** START **

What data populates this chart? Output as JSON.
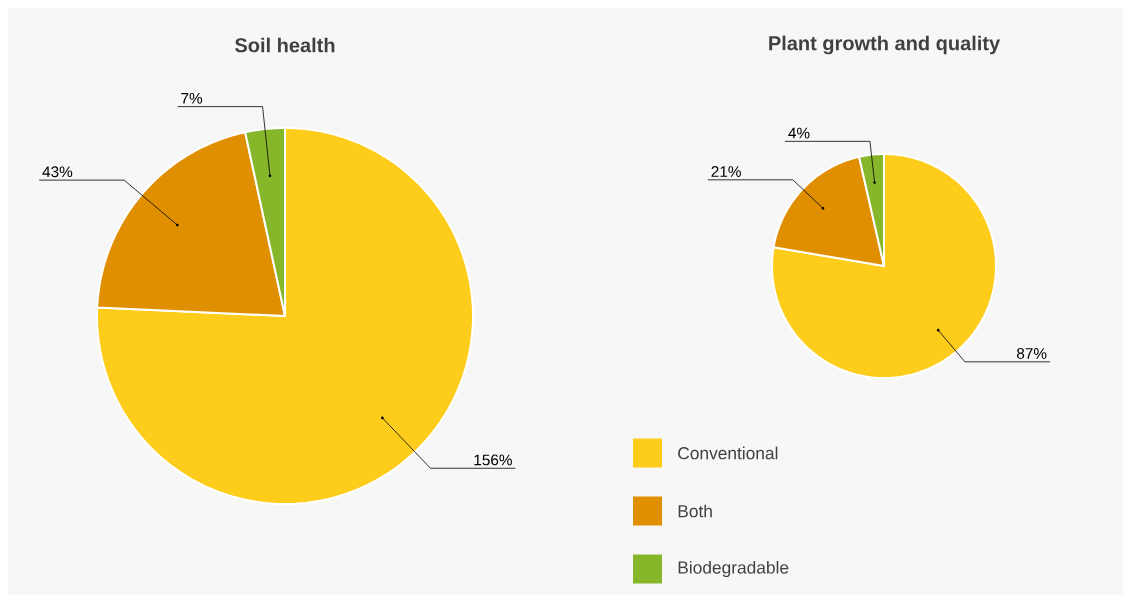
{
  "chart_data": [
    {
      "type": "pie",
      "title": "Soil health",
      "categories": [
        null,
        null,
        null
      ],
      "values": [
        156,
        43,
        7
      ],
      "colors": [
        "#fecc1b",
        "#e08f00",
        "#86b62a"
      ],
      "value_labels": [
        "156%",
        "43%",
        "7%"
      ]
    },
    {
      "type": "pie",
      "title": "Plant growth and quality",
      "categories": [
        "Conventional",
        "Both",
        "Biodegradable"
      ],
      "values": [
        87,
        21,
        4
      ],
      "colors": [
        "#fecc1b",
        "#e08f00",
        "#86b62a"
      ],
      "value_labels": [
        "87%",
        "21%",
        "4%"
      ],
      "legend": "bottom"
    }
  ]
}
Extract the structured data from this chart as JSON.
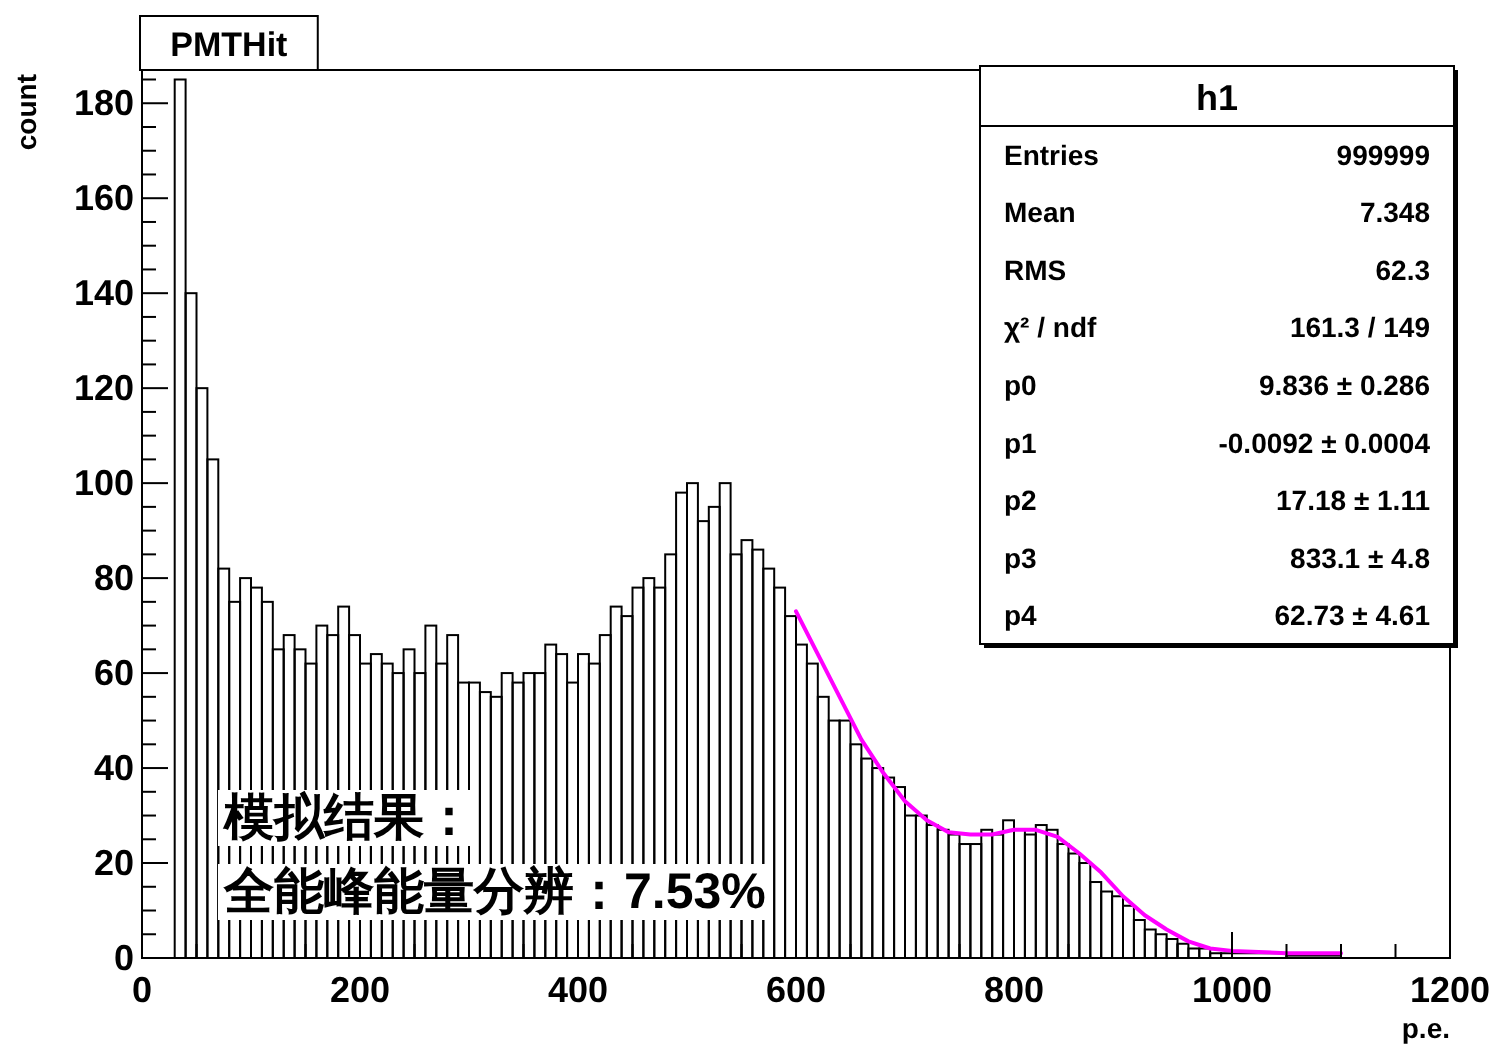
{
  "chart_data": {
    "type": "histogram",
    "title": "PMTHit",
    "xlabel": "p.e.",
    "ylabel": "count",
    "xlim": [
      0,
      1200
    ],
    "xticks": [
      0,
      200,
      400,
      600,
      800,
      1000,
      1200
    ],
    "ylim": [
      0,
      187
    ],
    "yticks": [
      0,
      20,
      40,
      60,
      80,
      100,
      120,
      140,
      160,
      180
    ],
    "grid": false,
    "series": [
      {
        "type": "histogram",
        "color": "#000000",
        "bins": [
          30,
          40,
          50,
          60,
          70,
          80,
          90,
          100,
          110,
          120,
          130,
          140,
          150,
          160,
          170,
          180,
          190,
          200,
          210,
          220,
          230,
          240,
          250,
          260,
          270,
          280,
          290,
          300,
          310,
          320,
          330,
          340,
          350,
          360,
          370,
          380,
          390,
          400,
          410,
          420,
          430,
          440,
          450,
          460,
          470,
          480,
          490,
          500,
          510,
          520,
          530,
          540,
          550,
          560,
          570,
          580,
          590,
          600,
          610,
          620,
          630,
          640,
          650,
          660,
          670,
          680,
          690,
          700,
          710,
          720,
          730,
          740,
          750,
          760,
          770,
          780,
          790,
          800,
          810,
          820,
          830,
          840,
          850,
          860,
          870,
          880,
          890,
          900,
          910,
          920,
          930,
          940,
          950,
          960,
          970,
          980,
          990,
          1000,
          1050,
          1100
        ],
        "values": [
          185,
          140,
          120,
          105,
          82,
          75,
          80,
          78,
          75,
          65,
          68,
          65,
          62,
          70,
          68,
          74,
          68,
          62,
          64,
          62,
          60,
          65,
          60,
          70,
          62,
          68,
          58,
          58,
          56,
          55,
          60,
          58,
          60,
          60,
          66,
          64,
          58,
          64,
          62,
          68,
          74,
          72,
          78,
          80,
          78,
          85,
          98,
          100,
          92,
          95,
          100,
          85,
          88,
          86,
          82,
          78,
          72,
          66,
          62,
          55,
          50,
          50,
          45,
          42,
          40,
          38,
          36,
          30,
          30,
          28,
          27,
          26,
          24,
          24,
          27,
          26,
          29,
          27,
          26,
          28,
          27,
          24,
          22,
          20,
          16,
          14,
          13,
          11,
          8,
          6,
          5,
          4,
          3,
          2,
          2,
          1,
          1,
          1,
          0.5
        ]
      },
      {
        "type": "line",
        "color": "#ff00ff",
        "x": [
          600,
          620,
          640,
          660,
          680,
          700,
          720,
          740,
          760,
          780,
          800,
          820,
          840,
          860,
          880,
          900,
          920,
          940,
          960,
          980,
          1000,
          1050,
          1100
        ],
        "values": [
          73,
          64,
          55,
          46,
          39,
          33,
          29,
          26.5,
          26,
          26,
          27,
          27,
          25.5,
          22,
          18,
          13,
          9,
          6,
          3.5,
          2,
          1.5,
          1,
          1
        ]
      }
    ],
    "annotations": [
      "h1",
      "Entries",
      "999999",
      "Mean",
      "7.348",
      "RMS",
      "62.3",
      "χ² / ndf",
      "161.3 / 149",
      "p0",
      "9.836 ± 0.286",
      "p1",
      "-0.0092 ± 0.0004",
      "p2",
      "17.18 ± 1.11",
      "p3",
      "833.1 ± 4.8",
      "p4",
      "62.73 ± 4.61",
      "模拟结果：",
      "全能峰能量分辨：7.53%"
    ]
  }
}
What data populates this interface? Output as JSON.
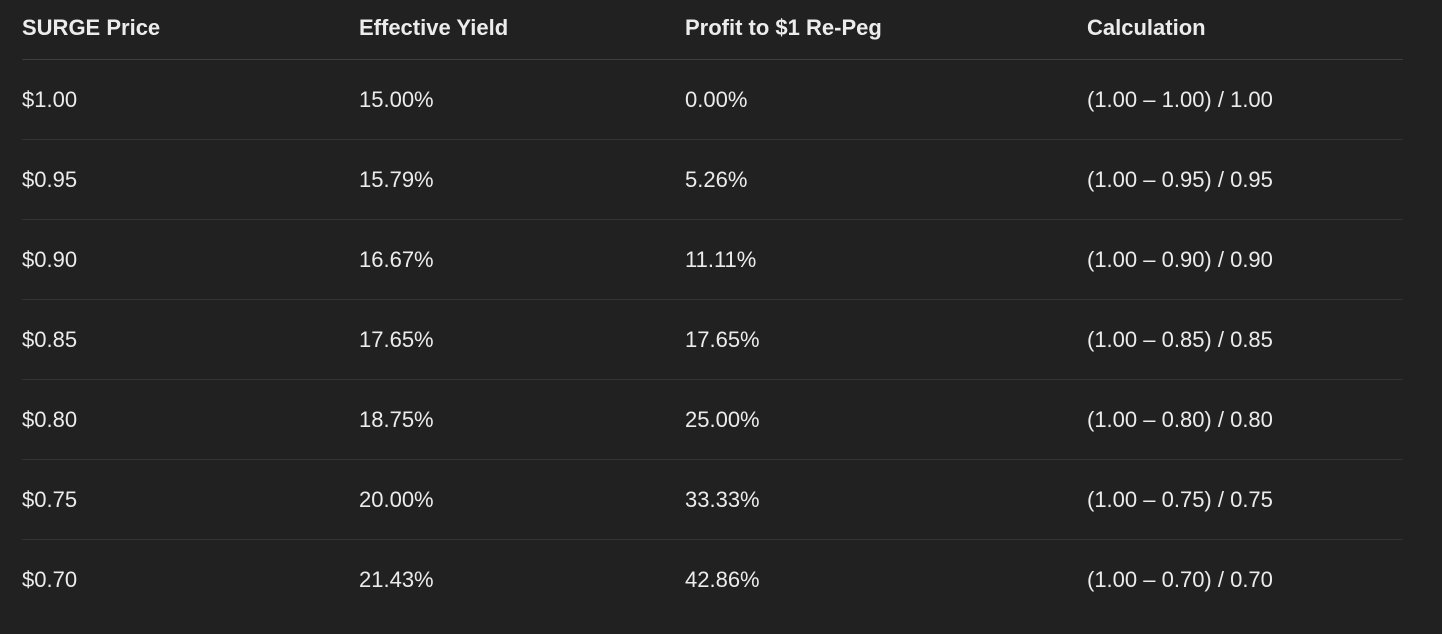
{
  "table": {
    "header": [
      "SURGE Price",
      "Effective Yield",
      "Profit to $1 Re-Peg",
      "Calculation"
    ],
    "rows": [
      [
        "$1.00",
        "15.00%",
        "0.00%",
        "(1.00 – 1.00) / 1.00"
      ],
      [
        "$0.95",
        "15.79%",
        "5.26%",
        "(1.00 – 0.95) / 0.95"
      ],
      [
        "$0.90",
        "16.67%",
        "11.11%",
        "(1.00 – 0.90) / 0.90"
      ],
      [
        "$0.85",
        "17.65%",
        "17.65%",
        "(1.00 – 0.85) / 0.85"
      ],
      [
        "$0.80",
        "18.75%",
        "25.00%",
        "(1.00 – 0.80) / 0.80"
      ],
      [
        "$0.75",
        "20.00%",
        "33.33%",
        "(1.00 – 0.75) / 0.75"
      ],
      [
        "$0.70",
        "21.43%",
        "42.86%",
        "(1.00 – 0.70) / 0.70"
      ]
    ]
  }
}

** END **

INSTRUCTIONS TO FOLLOW:
Pictures are left out; print exactly the lines from the one holding "What data populates this interface?" through the last line of the listing above, both included.

RESULT FOR THIS TASK:
What data populates this interface? Output as JSON.
{
  "table": {
    "header": [
      "SURGE Price",
      "Effective Yield",
      "Profit to $1 Re-Peg",
      "Calculation"
    ],
    "rows": [
      [
        "$1.00",
        "15.00%",
        "0.00%",
        "(1.00 – 1.00) / 1.00"
      ],
      [
        "$0.95",
        "15.79%",
        "5.26%",
        "(1.00 – 0.95) / 0.95"
      ],
      [
        "$0.90",
        "16.67%",
        "11.11%",
        "(1.00 – 0.90) / 0.90"
      ],
      [
        "$0.85",
        "17.65%",
        "17.65%",
        "(1.00 – 0.85) / 0.85"
      ],
      [
        "$0.80",
        "18.75%",
        "25.00%",
        "(1.00 – 0.80) / 0.80"
      ],
      [
        "$0.75",
        "20.00%",
        "33.33%",
        "(1.00 – 0.75) / 0.75"
      ],
      [
        "$0.70",
        "21.43%",
        "42.86%",
        "(1.00 – 0.70) / 0.70"
      ]
    ]
  }
}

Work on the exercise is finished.